━━━ Raw data

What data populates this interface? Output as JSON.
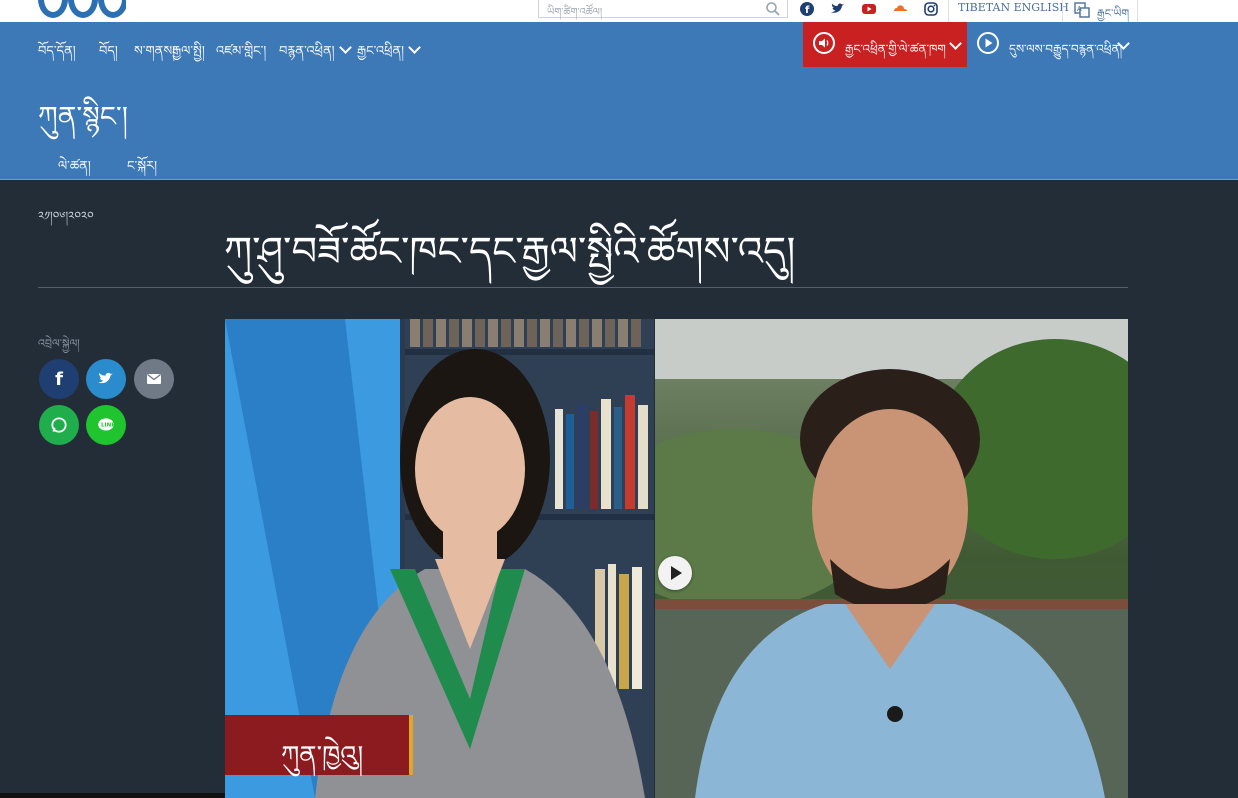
{
  "topbar": {
    "search_placeholder": "ཡིག་ཚིག་འཚོལ།",
    "language_links": [
      "TIBETAN ENGLISH",
      "རྒྱང་ཡིག"
    ],
    "social_icons": [
      "facebook-icon",
      "twitter-icon",
      "youtube-icon",
      "soundcloud-icon",
      "instagram-icon"
    ]
  },
  "nav": {
    "items": [
      "བོད་དོན།",
      "བོད།",
      "ས་གནས།",
      "རྒྱལ་སྤྱི།",
      "འཛམ་གླིང་།",
      "བརྙན་འཕྲིན།",
      "རྒྱང་འཕྲིན།"
    ],
    "live_audio": "རྒྱང་འཕྲིན་གྱི་ལེ་ཚན་ཁག",
    "live_video": "དུས་ལས་བརྒྱུད་བརྙན་འཕྲིན།"
  },
  "section": {
    "title": "ཀུན་སྙིང་།",
    "sub_items": [
      "ལེ་ཚན།",
      "ང་སྐོར།"
    ]
  },
  "article": {
    "date": "༢༡།༠༦།༢༠༢༠",
    "headline": "ཀུ་ཤུ་བཟོ་ཚོང་ཁང་དང་རྒྱལ་སྤྱིའི་ཚོགས་འདུ།",
    "share_label": "འབྲེལ་སྐྱེལ།",
    "share_buttons": [
      "facebook",
      "twitter",
      "email",
      "whatsapp",
      "line"
    ]
  },
  "video": {
    "name_tag": "ཀུན་ཁྱེའུ།"
  },
  "colors": {
    "nav_blue": "#3d78b7",
    "live_red": "#c92121",
    "page_dark": "#222d38",
    "facebook": "#1f3f73",
    "twitter": "#2a8ccc",
    "email": "#6f7a86",
    "whatsapp": "#1fae4b",
    "line": "#1fc42e"
  }
}
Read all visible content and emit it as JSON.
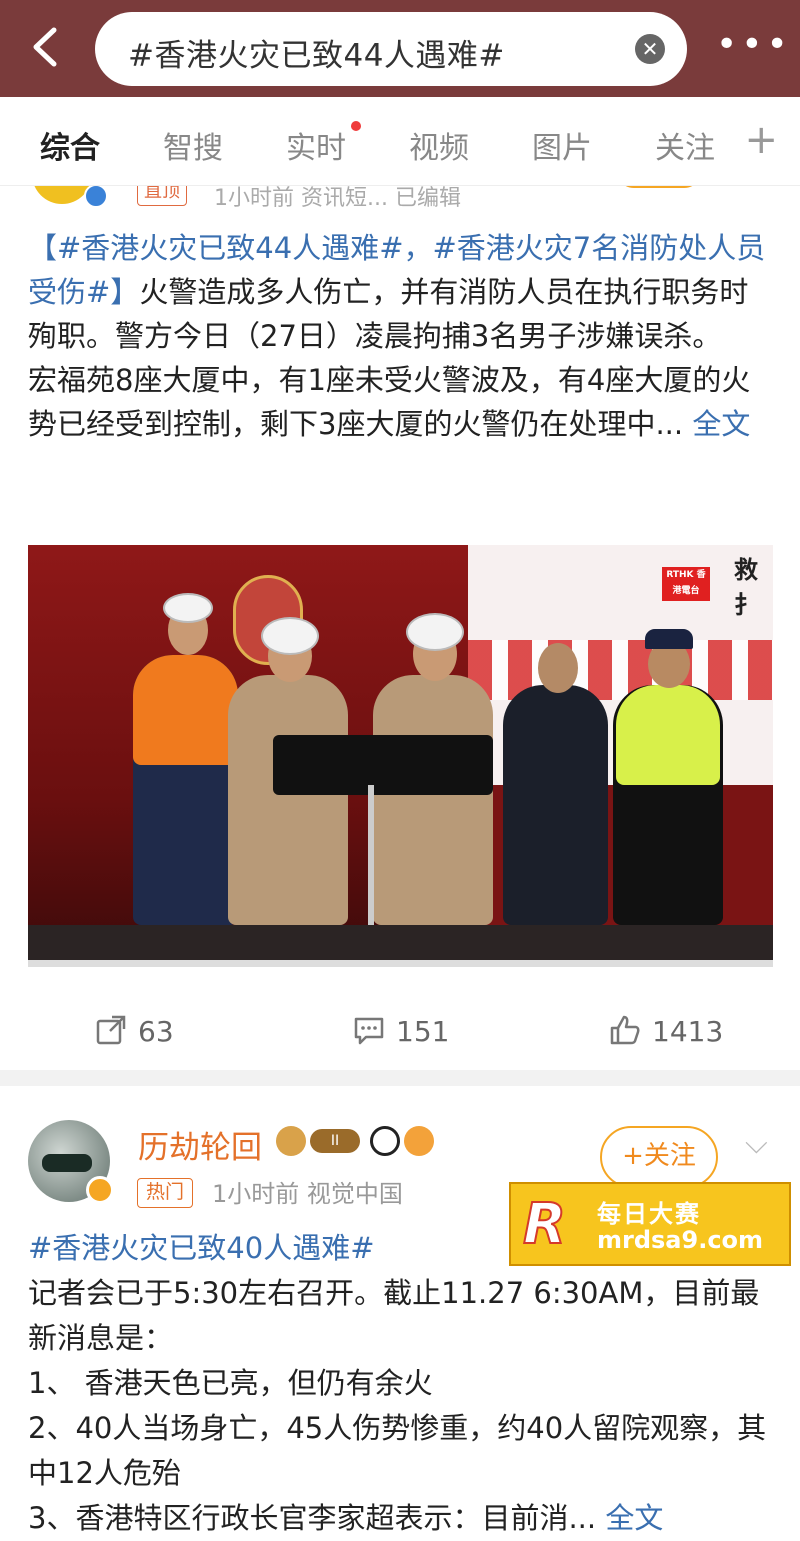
{
  "search": {
    "query": "#香港火灾已致44人遇难#"
  },
  "tabs": [
    {
      "label": "综合",
      "active": true
    },
    {
      "label": "智搜",
      "active": false
    },
    {
      "label": "实时",
      "active": false,
      "has_dot": true
    },
    {
      "label": "视频",
      "active": false
    },
    {
      "label": "图片",
      "active": false
    },
    {
      "label": "关注",
      "active": false
    }
  ],
  "post1": {
    "badge": "直顶",
    "meta": "1小时前  资讯短...  已编辑",
    "body_hashtags": "【#香港火灾已致44人遇难#，#香港火灾7名消防处人员受伤#】",
    "body_text1": "火警造成多人伤亡，并有消防人员在执行职务时殉职。警方今日（27日）凌晨拘捕3名男子涉嫌误杀。",
    "body_text2": "宏福苑8座大厦中，有1座未受火警波及，有4座大厦的火势已经受到控制，剩下3座大厦的火警仍在处理中...",
    "full_text_link": "全文",
    "image_overlay": {
      "rthk": "RTHK 香港電台",
      "caption": "救扌"
    },
    "stats": {
      "reposts": "63",
      "comments": "151",
      "likes": "1413"
    }
  },
  "post2": {
    "author": "历劫轮回",
    "rank_badge": "II",
    "hot_badge": "热门",
    "meta": "1小时前  视觉中国",
    "follow_label": "+关注",
    "hashtag": "#香港火灾已致40人遇难#",
    "lines": [
      "记者会已于5:30左右召开。截止11.27 6:30AM，目前最新消息是：",
      "1、 香港天色已亮，但仍有余火",
      "2、40人当场身亡，45人伤势惨重，约40人留院观察，其中12人危殆",
      "3、香港特区行政长官李家超表示：目前消..."
    ],
    "full_text_link": "全文"
  },
  "watermark": {
    "line1": "每日大赛",
    "line2": "mrdsa9.com"
  },
  "colors": {
    "topbar": "#7a3b3b",
    "link": "#3a6fb0",
    "accent_orange": "#f5a623"
  }
}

━━━━━━

* **Exercise instructions**
From the line holding "Read all visible content and emit it as JSON." to the last line of the listing, please output each line exactly as it stands. Pictures stay out of the copy.

* **Correct output**
Read all visible content and emit it as JSON.
{
  "search": {
    "query": "#香港火灾已致44人遇难#"
  },
  "tabs": [
    {
      "label": "综合",
      "active": true
    },
    {
      "label": "智搜",
      "active": false
    },
    {
      "label": "实时",
      "active": false,
      "has_dot": true
    },
    {
      "label": "视频",
      "active": false
    },
    {
      "label": "图片",
      "active": false
    },
    {
      "label": "关注",
      "active": false
    }
  ],
  "post1": {
    "badge": "直顶",
    "meta": "1小时前  资讯短...  已编辑",
    "body_hashtags": "【#香港火灾已致44人遇难#，#香港火灾7名消防处人员受伤#】",
    "body_text1": "火警造成多人伤亡，并有消防人员在执行职务时殉职。警方今日（27日）凌晨拘捕3名男子涉嫌误杀。",
    "body_text2": "宏福苑8座大厦中，有1座未受火警波及，有4座大厦的火势已经受到控制，剩下3座大厦的火警仍在处理中...",
    "full_text_link": "全文",
    "image_overlay": {
      "rthk": "RTHK 香港電台",
      "caption": "救扌"
    },
    "stats": {
      "reposts": "63",
      "comments": "151",
      "likes": "1413"
    }
  },
  "post2": {
    "author": "历劫轮回",
    "rank_badge": "II",
    "hot_badge": "热门",
    "meta": "1小时前  视觉中国",
    "follow_label": "+关注",
    "hashtag": "#香港火灾已致40人遇难#",
    "lines": [
      "记者会已于5:30左右召开。截止11.27 6:30AM，目前最新消息是：",
      "1、 香港天色已亮，但仍有余火",
      "2、40人当场身亡，45人伤势惨重，约40人留院观察，其中12人危殆",
      "3、香港特区行政长官李家超表示：目前消..."
    ],
    "full_text_link": "全文"
  },
  "watermark": {
    "line1": "每日大赛",
    "line2": "mrdsa9.com"
  },
  "colors": {
    "topbar": "#7a3b3b",
    "link": "#3a6fb0",
    "accent_orange": "#f5a623"
  }
}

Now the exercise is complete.